> _WHAT TO DO_: Search the records for the word "value" and report each line that has it.

Figure content listings:
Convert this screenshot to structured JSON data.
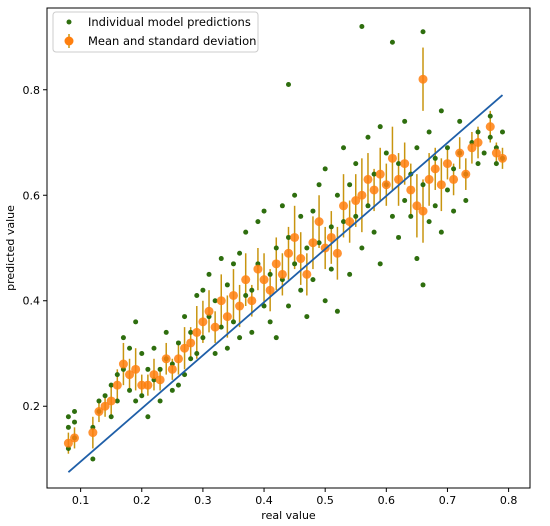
{
  "chart_data": {
    "type": "scatter",
    "xlabel": "real value",
    "ylabel": "predicted value",
    "xlim": [
      0.045,
      0.835
    ],
    "ylim": [
      0.045,
      0.955
    ],
    "xticks": [
      "0.1",
      "0.2",
      "0.3",
      "0.4",
      "0.5",
      "0.6",
      "0.7",
      "0.8"
    ],
    "yticks": [
      "0.2",
      "0.4",
      "0.6",
      "0.8"
    ],
    "legend_position": "top-left",
    "grid": false,
    "reference_line": {
      "label": "",
      "color": "#1f5fa8",
      "points": [
        [
          0.08,
          0.075
        ],
        [
          0.79,
          0.79
        ]
      ]
    },
    "series": [
      {
        "name": "Individual model predictions",
        "color": "#2e6e0e",
        "marker": "dot",
        "points": [
          [
            0.08,
            0.12
          ],
          [
            0.08,
            0.16
          ],
          [
            0.08,
            0.18
          ],
          [
            0.09,
            0.17
          ],
          [
            0.09,
            0.14
          ],
          [
            0.09,
            0.19
          ],
          [
            0.12,
            0.1
          ],
          [
            0.12,
            0.16
          ],
          [
            0.13,
            0.19
          ],
          [
            0.13,
            0.21
          ],
          [
            0.14,
            0.22
          ],
          [
            0.15,
            0.24
          ],
          [
            0.15,
            0.18
          ],
          [
            0.16,
            0.26
          ],
          [
            0.16,
            0.21
          ],
          [
            0.17,
            0.33
          ],
          [
            0.17,
            0.27
          ],
          [
            0.18,
            0.23
          ],
          [
            0.18,
            0.31
          ],
          [
            0.19,
            0.36
          ],
          [
            0.19,
            0.21
          ],
          [
            0.2,
            0.22
          ],
          [
            0.2,
            0.3
          ],
          [
            0.21,
            0.27
          ],
          [
            0.21,
            0.18
          ],
          [
            0.22,
            0.25
          ],
          [
            0.22,
            0.31
          ],
          [
            0.23,
            0.27
          ],
          [
            0.23,
            0.21
          ],
          [
            0.24,
            0.29
          ],
          [
            0.24,
            0.34
          ],
          [
            0.25,
            0.28
          ],
          [
            0.25,
            0.23
          ],
          [
            0.26,
            0.24
          ],
          [
            0.26,
            0.32
          ],
          [
            0.27,
            0.37
          ],
          [
            0.27,
            0.26
          ],
          [
            0.28,
            0.34
          ],
          [
            0.28,
            0.29
          ],
          [
            0.29,
            0.41
          ],
          [
            0.29,
            0.3
          ],
          [
            0.3,
            0.42
          ],
          [
            0.3,
            0.33
          ],
          [
            0.31,
            0.37
          ],
          [
            0.31,
            0.45
          ],
          [
            0.32,
            0.4
          ],
          [
            0.32,
            0.3
          ],
          [
            0.33,
            0.35
          ],
          [
            0.33,
            0.48
          ],
          [
            0.34,
            0.43
          ],
          [
            0.34,
            0.31
          ],
          [
            0.35,
            0.47
          ],
          [
            0.35,
            0.36
          ],
          [
            0.36,
            0.49
          ],
          [
            0.36,
            0.33
          ],
          [
            0.37,
            0.41
          ],
          [
            0.37,
            0.53
          ],
          [
            0.38,
            0.42
          ],
          [
            0.38,
            0.34
          ],
          [
            0.39,
            0.47
          ],
          [
            0.39,
            0.55
          ],
          [
            0.4,
            0.39
          ],
          [
            0.4,
            0.57
          ],
          [
            0.41,
            0.45
          ],
          [
            0.41,
            0.36
          ],
          [
            0.42,
            0.5
          ],
          [
            0.42,
            0.33
          ],
          [
            0.43,
            0.44
          ],
          [
            0.43,
            0.58
          ],
          [
            0.44,
            0.81
          ],
          [
            0.44,
            0.52
          ],
          [
            0.44,
            0.39
          ],
          [
            0.45,
            0.6
          ],
          [
            0.45,
            0.47
          ],
          [
            0.46,
            0.42
          ],
          [
            0.46,
            0.56
          ],
          [
            0.47,
            0.5
          ],
          [
            0.47,
            0.37
          ],
          [
            0.48,
            0.57
          ],
          [
            0.48,
            0.44
          ],
          [
            0.49,
            0.62
          ],
          [
            0.49,
            0.51
          ],
          [
            0.5,
            0.4
          ],
          [
            0.5,
            0.65
          ],
          [
            0.51,
            0.54
          ],
          [
            0.51,
            0.46
          ],
          [
            0.52,
            0.6
          ],
          [
            0.52,
            0.38
          ],
          [
            0.53,
            0.69
          ],
          [
            0.53,
            0.55
          ],
          [
            0.54,
            0.45
          ],
          [
            0.54,
            0.62
          ],
          [
            0.55,
            0.56
          ],
          [
            0.55,
            0.66
          ],
          [
            0.56,
            0.5
          ],
          [
            0.56,
            0.92
          ],
          [
            0.57,
            0.71
          ],
          [
            0.57,
            0.58
          ],
          [
            0.58,
            0.64
          ],
          [
            0.58,
            0.53
          ],
          [
            0.59,
            0.73
          ],
          [
            0.59,
            0.47
          ],
          [
            0.6,
            0.62
          ],
          [
            0.6,
            0.68
          ],
          [
            0.61,
            0.56
          ],
          [
            0.61,
            0.89
          ],
          [
            0.62,
            0.66
          ],
          [
            0.62,
            0.52
          ],
          [
            0.63,
            0.74
          ],
          [
            0.63,
            0.59
          ],
          [
            0.64,
            0.64
          ],
          [
            0.64,
            0.56
          ],
          [
            0.65,
            0.69
          ],
          [
            0.65,
            0.48
          ],
          [
            0.66,
            0.91
          ],
          [
            0.66,
            0.43
          ],
          [
            0.66,
            0.62
          ],
          [
            0.67,
            0.55
          ],
          [
            0.67,
            0.72
          ],
          [
            0.68,
            0.67
          ],
          [
            0.68,
            0.58
          ],
          [
            0.69,
            0.53
          ],
          [
            0.69,
            0.76
          ],
          [
            0.7,
            0.61
          ],
          [
            0.7,
            0.69
          ],
          [
            0.71,
            0.65
          ],
          [
            0.71,
            0.57
          ],
          [
            0.72,
            0.68
          ],
          [
            0.72,
            0.74
          ],
          [
            0.73,
            0.64
          ],
          [
            0.73,
            0.59
          ],
          [
            0.74,
            0.7
          ],
          [
            0.75,
            0.66
          ],
          [
            0.75,
            0.72
          ],
          [
            0.76,
            0.68
          ],
          [
            0.77,
            0.75
          ],
          [
            0.77,
            0.71
          ],
          [
            0.78,
            0.69
          ],
          [
            0.78,
            0.66
          ],
          [
            0.79,
            0.67
          ],
          [
            0.79,
            0.72
          ]
        ]
      },
      {
        "name": "Mean and standard deviation",
        "color": "#ff7f0e",
        "error_color": "#c8950f",
        "marker": "circle",
        "points": [
          [
            0.08,
            0.13,
            0.02
          ],
          [
            0.09,
            0.14,
            0.02
          ],
          [
            0.12,
            0.15,
            0.03
          ],
          [
            0.13,
            0.19,
            0.02
          ],
          [
            0.14,
            0.2,
            0.02
          ],
          [
            0.15,
            0.21,
            0.03
          ],
          [
            0.16,
            0.24,
            0.03
          ],
          [
            0.17,
            0.28,
            0.04
          ],
          [
            0.18,
            0.26,
            0.03
          ],
          [
            0.19,
            0.27,
            0.04
          ],
          [
            0.2,
            0.24,
            0.02
          ],
          [
            0.21,
            0.24,
            0.02
          ],
          [
            0.22,
            0.26,
            0.03
          ],
          [
            0.23,
            0.25,
            0.02
          ],
          [
            0.24,
            0.29,
            0.03
          ],
          [
            0.25,
            0.27,
            0.02
          ],
          [
            0.26,
            0.29,
            0.03
          ],
          [
            0.27,
            0.31,
            0.04
          ],
          [
            0.28,
            0.32,
            0.03
          ],
          [
            0.29,
            0.34,
            0.05
          ],
          [
            0.3,
            0.36,
            0.04
          ],
          [
            0.31,
            0.38,
            0.04
          ],
          [
            0.32,
            0.35,
            0.03
          ],
          [
            0.33,
            0.4,
            0.05
          ],
          [
            0.34,
            0.37,
            0.04
          ],
          [
            0.35,
            0.41,
            0.05
          ],
          [
            0.36,
            0.39,
            0.04
          ],
          [
            0.37,
            0.44,
            0.05
          ],
          [
            0.38,
            0.4,
            0.03
          ],
          [
            0.39,
            0.46,
            0.04
          ],
          [
            0.4,
            0.44,
            0.05
          ],
          [
            0.41,
            0.42,
            0.04
          ],
          [
            0.42,
            0.47,
            0.05
          ],
          [
            0.43,
            0.45,
            0.04
          ],
          [
            0.44,
            0.49,
            0.05
          ],
          [
            0.45,
            0.52,
            0.06
          ],
          [
            0.46,
            0.48,
            0.05
          ],
          [
            0.47,
            0.45,
            0.04
          ],
          [
            0.48,
            0.51,
            0.05
          ],
          [
            0.49,
            0.55,
            0.05
          ],
          [
            0.5,
            0.5,
            0.04
          ],
          [
            0.51,
            0.52,
            0.05
          ],
          [
            0.52,
            0.49,
            0.05
          ],
          [
            0.53,
            0.58,
            0.06
          ],
          [
            0.54,
            0.55,
            0.04
          ],
          [
            0.55,
            0.59,
            0.05
          ],
          [
            0.56,
            0.6,
            0.07
          ],
          [
            0.57,
            0.63,
            0.05
          ],
          [
            0.58,
            0.61,
            0.04
          ],
          [
            0.59,
            0.64,
            0.05
          ],
          [
            0.6,
            0.62,
            0.04
          ],
          [
            0.61,
            0.67,
            0.06
          ],
          [
            0.62,
            0.63,
            0.05
          ],
          [
            0.63,
            0.66,
            0.04
          ],
          [
            0.64,
            0.61,
            0.05
          ],
          [
            0.65,
            0.58,
            0.06
          ],
          [
            0.66,
            0.82,
            0.06
          ],
          [
            0.66,
            0.57,
            0.06
          ],
          [
            0.67,
            0.63,
            0.05
          ],
          [
            0.68,
            0.65,
            0.04
          ],
          [
            0.69,
            0.62,
            0.05
          ],
          [
            0.7,
            0.66,
            0.03
          ],
          [
            0.71,
            0.63,
            0.03
          ],
          [
            0.72,
            0.68,
            0.03
          ],
          [
            0.73,
            0.64,
            0.03
          ],
          [
            0.74,
            0.69,
            0.03
          ],
          [
            0.75,
            0.7,
            0.03
          ],
          [
            0.77,
            0.73,
            0.03
          ],
          [
            0.78,
            0.68,
            0.02
          ],
          [
            0.79,
            0.67,
            0.02
          ]
        ]
      }
    ]
  }
}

> _OUTPUT_:
    "xlabel": "real value",
    "ylabel": "predicted value",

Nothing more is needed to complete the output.